* _To be done_
Copy out these lines word for word, leaving out the pictures.

(Recorded data)
begin

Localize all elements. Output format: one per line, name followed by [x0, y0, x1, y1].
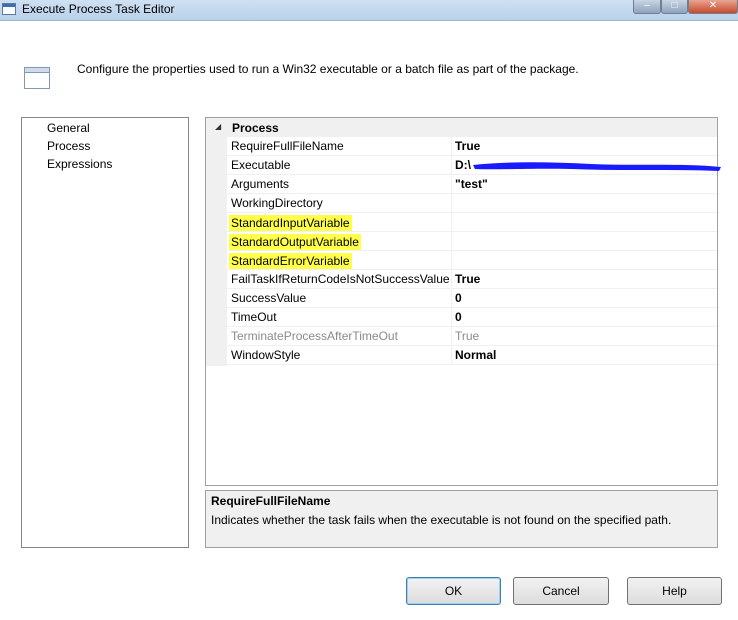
property-row-standardinputvariable[interactable]: StandardInputVariable [227, 213, 717, 232]
minimize-icon: – [644, 0, 650, 11]
property-name: Arguments [231, 177, 290, 191]
property-name: SuccessValue [231, 291, 307, 305]
maximize-button[interactable]: □ [661, 0, 688, 14]
window-title: Execute Process Task Editor [22, 2, 175, 16]
property-name: StandardOutputVariable [229, 234, 361, 250]
page-nav-list: General Process Expressions [21, 117, 189, 548]
property-value[interactable]: True [455, 139, 480, 153]
property-value[interactable]: Normal [455, 348, 496, 362]
property-row-standarderrorvariable[interactable]: StandardErrorVariable [227, 251, 717, 270]
category-label: Process [232, 121, 279, 135]
description-title: RequireFullFileName [211, 494, 331, 508]
title-bar: Execute Process Task Editor – □ ✕ [0, 0, 738, 21]
property-value[interactable]: "test" [455, 177, 488, 191]
app-icon [2, 3, 16, 15]
task-icon [24, 67, 50, 89]
property-value[interactable]: 0 [455, 310, 462, 324]
close-button[interactable]: ✕ [688, 0, 738, 14]
property-name: WindowStyle [231, 348, 301, 362]
redaction-scribble [473, 162, 721, 171]
property-name: StandardErrorVariable [229, 253, 352, 269]
property-name: RequireFullFileName [231, 139, 344, 153]
property-value[interactable]: True [455, 272, 480, 286]
property-row-timeout[interactable]: TimeOut 0 [227, 308, 717, 327]
property-name: TerminateProcessAfterTimeOut [231, 329, 398, 343]
grid-margin [206, 118, 227, 366]
header-description: Configure the properties used to run a W… [77, 62, 579, 76]
property-row-executable[interactable]: Executable D:\ [227, 156, 721, 175]
dialog-header: Configure the properties used to run a W… [0, 21, 738, 89]
close-icon: ✕ [708, 0, 718, 11]
minimize-button[interactable]: – [633, 0, 661, 14]
property-row-failtaskifreturncodeisnotsuccessvalue[interactable]: FailTaskIfReturnCodeIsNotSuccessValue Tr… [227, 270, 717, 289]
property-row-windowstyle[interactable]: WindowStyle Normal [227, 346, 717, 365]
cancel-button[interactable]: Cancel [513, 577, 609, 605]
description-text: Indicates whether the task fails when th… [211, 513, 672, 527]
property-value[interactable]: 0 [455, 291, 462, 305]
property-name: Executable [231, 158, 291, 172]
nav-item-expressions[interactable]: Expressions [47, 157, 112, 171]
property-row-arguments[interactable]: Arguments "test" [227, 175, 717, 194]
property-row-workingdirectory[interactable]: WorkingDirectory [227, 194, 717, 213]
collapse-arrow-icon[interactable]: ◢ [215, 122, 221, 131]
property-value[interactable]: True [455, 329, 479, 343]
nav-item-general[interactable]: General [47, 121, 90, 135]
property-row-terminateprocessaftertimeout[interactable]: TerminateProcessAfterTimeOut True [227, 327, 717, 346]
property-name: WorkingDirectory [231, 196, 323, 210]
maximize-icon: □ [671, 0, 678, 11]
ok-button[interactable]: OK [406, 577, 501, 605]
nav-item-process[interactable]: Process [47, 139, 90, 153]
property-name: FailTaskIfReturnCodeIsNotSuccessValue [231, 272, 450, 286]
property-description-panel: RequireFullFileName Indicates whether th… [205, 490, 718, 548]
property-value[interactable]: D:\ [455, 158, 471, 172]
property-row-standardoutputvariable[interactable]: StandardOutputVariable [227, 232, 717, 251]
help-button[interactable]: Help [627, 577, 722, 605]
property-name: StandardInputVariable [229, 215, 352, 231]
property-row-requirefullfilename[interactable]: RequireFullFileName True [227, 137, 717, 156]
property-grid: ◢ Process RequireFullFileName True Execu… [205, 117, 721, 486]
property-name: TimeOut [231, 310, 277, 324]
category-process[interactable]: ◢ Process [206, 118, 717, 137]
property-row-successvalue[interactable]: SuccessValue 0 [227, 289, 717, 308]
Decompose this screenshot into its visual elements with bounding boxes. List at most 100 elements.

end

* _Full output_
Localize all elements. Output format: one per line, name followed by [x0, y0, x1, y1].
property-row-standardinputvariable[interactable]: StandardInputVariable [227, 213, 717, 232]
minimize-icon: – [644, 0, 650, 11]
property-name: Arguments [231, 177, 290, 191]
property-name: SuccessValue [231, 291, 307, 305]
maximize-button[interactable]: □ [661, 0, 688, 14]
window-title: Execute Process Task Editor [22, 2, 175, 16]
property-name: StandardOutputVariable [229, 234, 361, 250]
page-nav-list: General Process Expressions [21, 117, 189, 548]
property-value[interactable]: True [455, 139, 480, 153]
property-value[interactable]: Normal [455, 348, 496, 362]
property-row-standarderrorvariable[interactable]: StandardErrorVariable [227, 251, 717, 270]
category-label: Process [232, 121, 279, 135]
description-title: RequireFullFileName [211, 494, 331, 508]
title-bar: Execute Process Task Editor – □ ✕ [0, 0, 738, 21]
property-value[interactable]: "test" [455, 177, 488, 191]
app-icon [2, 3, 16, 15]
task-icon [24, 67, 50, 89]
property-value[interactable]: 0 [455, 310, 462, 324]
close-button[interactable]: ✕ [688, 0, 738, 14]
property-name: WindowStyle [231, 348, 301, 362]
redaction-scribble [473, 162, 721, 171]
property-name: StandardErrorVariable [229, 253, 352, 269]
property-name: RequireFullFileName [231, 139, 344, 153]
property-value[interactable]: True [455, 272, 480, 286]
property-row-timeout[interactable]: TimeOut 0 [227, 308, 717, 327]
property-name: TerminateProcessAfterTimeOut [231, 329, 398, 343]
grid-margin [206, 118, 227, 366]
header-description: Configure the properties used to run a W… [77, 62, 579, 76]
property-row-executable[interactable]: Executable D:\ [227, 156, 721, 175]
dialog-header: Configure the properties used to run a W… [0, 21, 738, 89]
close-icon: ✕ [708, 0, 718, 11]
minimize-button[interactable]: – [633, 0, 661, 14]
property-row-failtaskifreturncodeisnotsuccessvalue[interactable]: FailTaskIfReturnCodeIsNotSuccessValue Tr… [227, 270, 717, 289]
property-row-windowstyle[interactable]: WindowStyle Normal [227, 346, 717, 365]
cancel-button[interactable]: Cancel [513, 577, 609, 605]
description-text: Indicates whether the task fails when th… [211, 513, 672, 527]
property-value[interactable]: 0 [455, 291, 462, 305]
property-name: Executable [231, 158, 291, 172]
nav-item-expressions[interactable]: Expressions [47, 157, 112, 171]
property-row-arguments[interactable]: Arguments "test" [227, 175, 717, 194]
property-row-workingdirectory[interactable]: WorkingDirectory [227, 194, 717, 213]
collapse-arrow-icon[interactable]: ◢ [215, 122, 221, 131]
property-value[interactable]: True [455, 329, 479, 343]
nav-item-general[interactable]: General [47, 121, 90, 135]
property-row-terminateprocessaftertimeout[interactable]: TerminateProcessAfterTimeOut True [227, 327, 717, 346]
property-name: WorkingDirectory [231, 196, 323, 210]
maximize-icon: □ [671, 0, 678, 11]
ok-button[interactable]: OK [406, 577, 501, 605]
nav-item-process[interactable]: Process [47, 139, 90, 153]
property-name: FailTaskIfReturnCodeIsNotSuccessValue [231, 272, 450, 286]
property-description-panel: RequireFullFileName Indicates whether th… [205, 490, 718, 548]
property-value[interactable]: D:\ [455, 158, 471, 172]
property-row-standardoutputvariable[interactable]: StandardOutputVariable [227, 232, 717, 251]
help-button[interactable]: Help [627, 577, 722, 605]
property-name: StandardInputVariable [229, 215, 352, 231]
property-row-requirefullfilename[interactable]: RequireFullFileName True [227, 137, 717, 156]
property-grid: ◢ Process RequireFullFileName True Execu… [205, 117, 721, 486]
property-name: TimeOut [231, 310, 277, 324]
category-process[interactable]: ◢ Process [206, 118, 717, 137]
property-row-successvalue[interactable]: SuccessValue 0 [227, 289, 717, 308]
Decompose this screenshot into its visual elements with bounding boxes. List at most 100 elements.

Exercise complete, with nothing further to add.